Written task ▸
Check each line of the entries below for the string "time"; copy every line where it appears.

Dataset items
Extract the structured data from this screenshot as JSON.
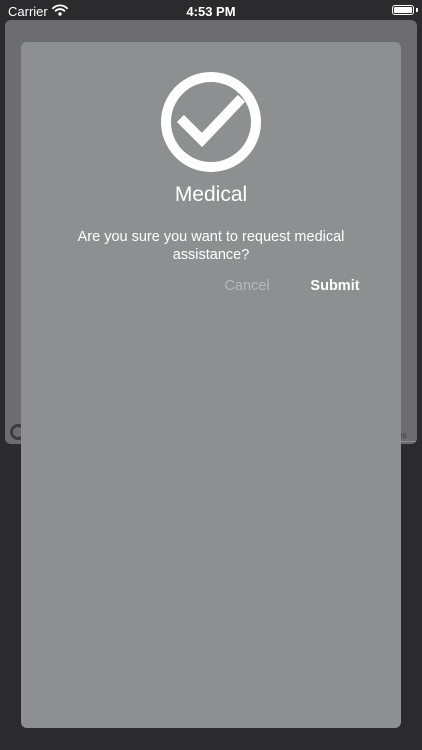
{
  "status_bar": {
    "carrier": "Carrier",
    "time": "4:53 PM"
  },
  "backdrop": {
    "legal_text": "es"
  },
  "dialog": {
    "icon": "checkmark-circle-icon",
    "title": "Medical",
    "message": "Are you sure you want to request medical assistance?",
    "cancel_label": "Cancel",
    "submit_label": "Submit"
  },
  "colors": {
    "page_background": "#2b2b2d",
    "modal_background": "#8e8f91",
    "text_primary": "#ffffff",
    "text_disabled": "#b7b8ba"
  }
}
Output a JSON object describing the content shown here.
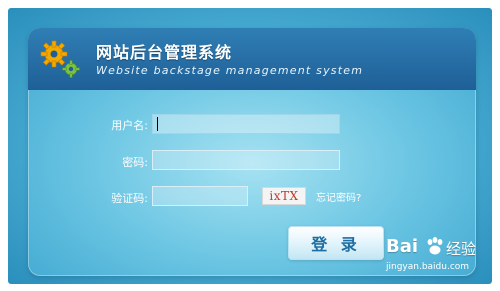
{
  "header": {
    "title": "网站后台管理系统",
    "subtitle": "Website backstage management system"
  },
  "form": {
    "username_label": "用户名:",
    "username_value": "",
    "password_label": "密码:",
    "password_value": "",
    "captcha_label": "验证码:",
    "captcha_value": "",
    "captcha_image_text": "ixTX",
    "forgot_link": "忘记密码?",
    "login_button": "登 录"
  },
  "watermark": {
    "brand_left": "Bai",
    "brand_right": "经验",
    "url": "jingyan.baidu.com"
  },
  "icons": {
    "gear_colors": [
      "#f2a900",
      "#7cc242"
    ]
  }
}
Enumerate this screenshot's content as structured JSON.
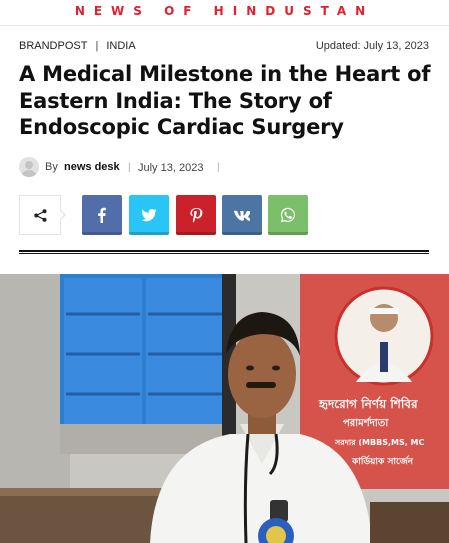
{
  "site": {
    "name": "NEWS OF HINDUSTAN"
  },
  "article": {
    "categories": [
      "BRANDPOST",
      "INDIA"
    ],
    "category_separator": "|",
    "updated": "Updated: July 13, 2023",
    "title": "A Medical Milestone in the Heart of Eastern India: The Story of Endoscopic Cardiac Surgery",
    "byline": {
      "by_label": "By",
      "author": "news desk",
      "separator": "|",
      "date": "July 13, 2023"
    }
  },
  "share": {
    "toggle_icon": "share-icon",
    "buttons": [
      {
        "network": "facebook",
        "icon": "facebook-icon",
        "color": "#516eab"
      },
      {
        "network": "twitter",
        "icon": "twitter-icon",
        "color": "#29c5f6"
      },
      {
        "network": "pinterest",
        "icon": "pinterest-icon",
        "color": "#ca212a"
      },
      {
        "network": "vk",
        "icon": "vk-icon",
        "color": "#4c75a3"
      },
      {
        "network": "whatsapp",
        "icon": "whatsapp-icon",
        "color": "#7bbf6a"
      }
    ]
  },
  "featured_image": {
    "banner_lines": [
      "হৃদরোগ নির্ণয় শিবির",
      "পরামর্শদাতা",
      "সরদার (MBBS,MS, MC",
      "কার্ডিয়াক সার্জেন"
    ]
  },
  "colors": {
    "brand": "#e2202e",
    "text": "#111111",
    "muted": "#444444"
  }
}
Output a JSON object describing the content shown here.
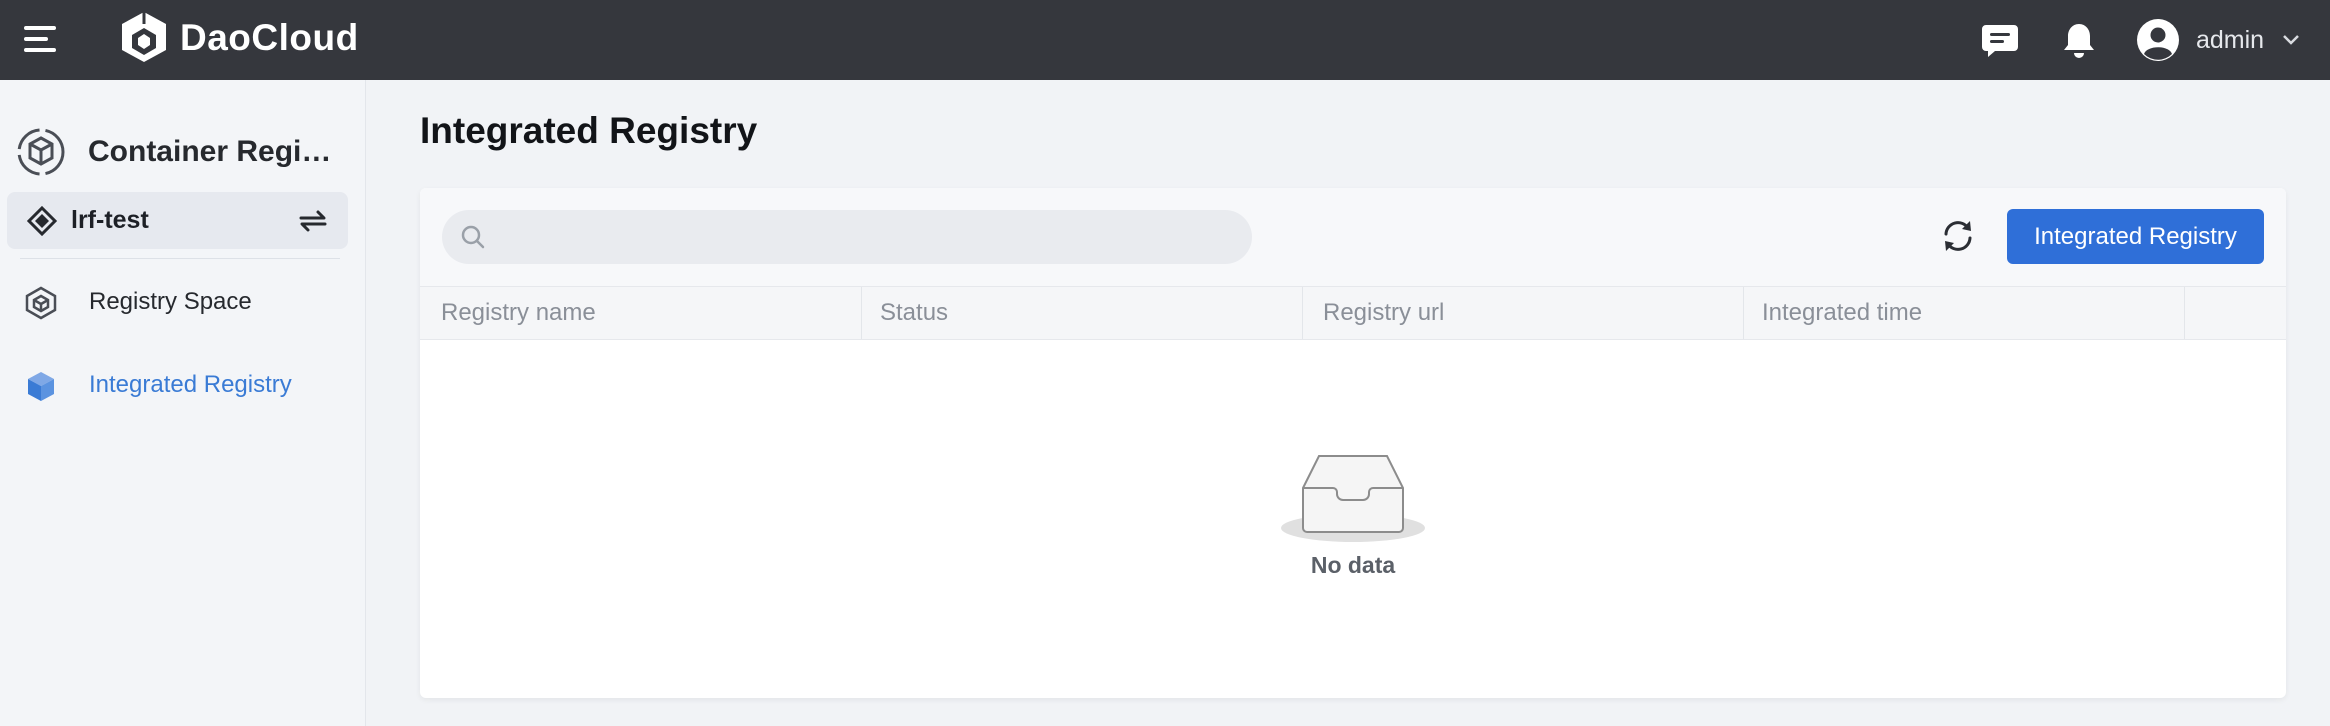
{
  "app": {
    "brand": "DaoCloud",
    "user": "admin"
  },
  "sidebar": {
    "product_title": "Container Regis...",
    "workspace": "lrf-test",
    "items": [
      {
        "label": "Registry Space",
        "icon": "registry-space-icon",
        "active": false
      },
      {
        "label": "Integrated Registry",
        "icon": "integrated-registry-icon",
        "active": true
      }
    ]
  },
  "main": {
    "title": "Integrated Registry",
    "search": {
      "placeholder": "",
      "value": ""
    },
    "create_button": "Integrated Registry",
    "columns": [
      "Registry name",
      "Status",
      "Registry url",
      "Integrated time",
      ""
    ],
    "rows": [],
    "empty_text": "No data"
  },
  "colors": {
    "topbar": "#35373d",
    "accent": "#2f6fd8",
    "active_nav": "#3a7bd5"
  }
}
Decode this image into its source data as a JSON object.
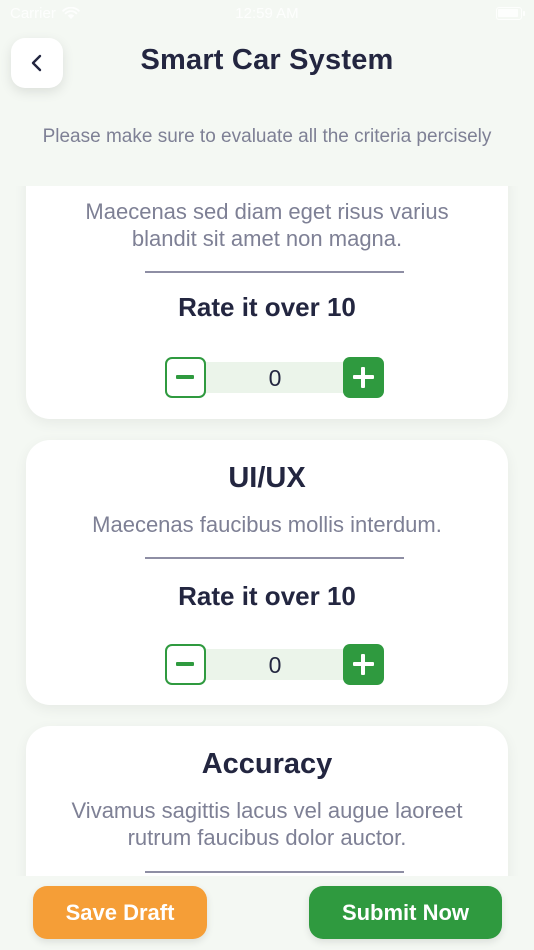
{
  "status_bar": {
    "carrier": "Carrier",
    "time": "12:59 AM"
  },
  "header": {
    "title": "Smart Car System",
    "subtitle": "Please make sure to evaluate all the criteria percisely"
  },
  "criteria": [
    {
      "title": "",
      "description": "Maecenas sed diam eget risus varius blandit sit amet non magna.",
      "rate_label": "Rate it over 10",
      "value": "0"
    },
    {
      "title": "UI/UX",
      "description": "Maecenas faucibus mollis interdum.",
      "rate_label": "Rate it over 10",
      "value": "0"
    },
    {
      "title": "Accuracy",
      "description": "Vivamus sagittis lacus vel augue laoreet rutrum faucibus dolor auctor.",
      "rate_label": "",
      "value": ""
    }
  ],
  "footer": {
    "save_draft_label": "Save Draft",
    "submit_label": "Submit Now"
  },
  "colors": {
    "background": "#f4f8f3",
    "primary_green": "#2f9a3f",
    "draft_orange": "#f59e37",
    "text_dark": "#232640",
    "text_muted": "#7e8095"
  },
  "icons": {
    "back": "chevron-left-icon",
    "wifi": "wifi-icon",
    "battery": "battery-icon",
    "minus": "minus-icon",
    "plus": "plus-icon"
  }
}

Exercise output ▸
    "time": "4:53 PM"
      "Integrated time",
    "time": "12:59 AM"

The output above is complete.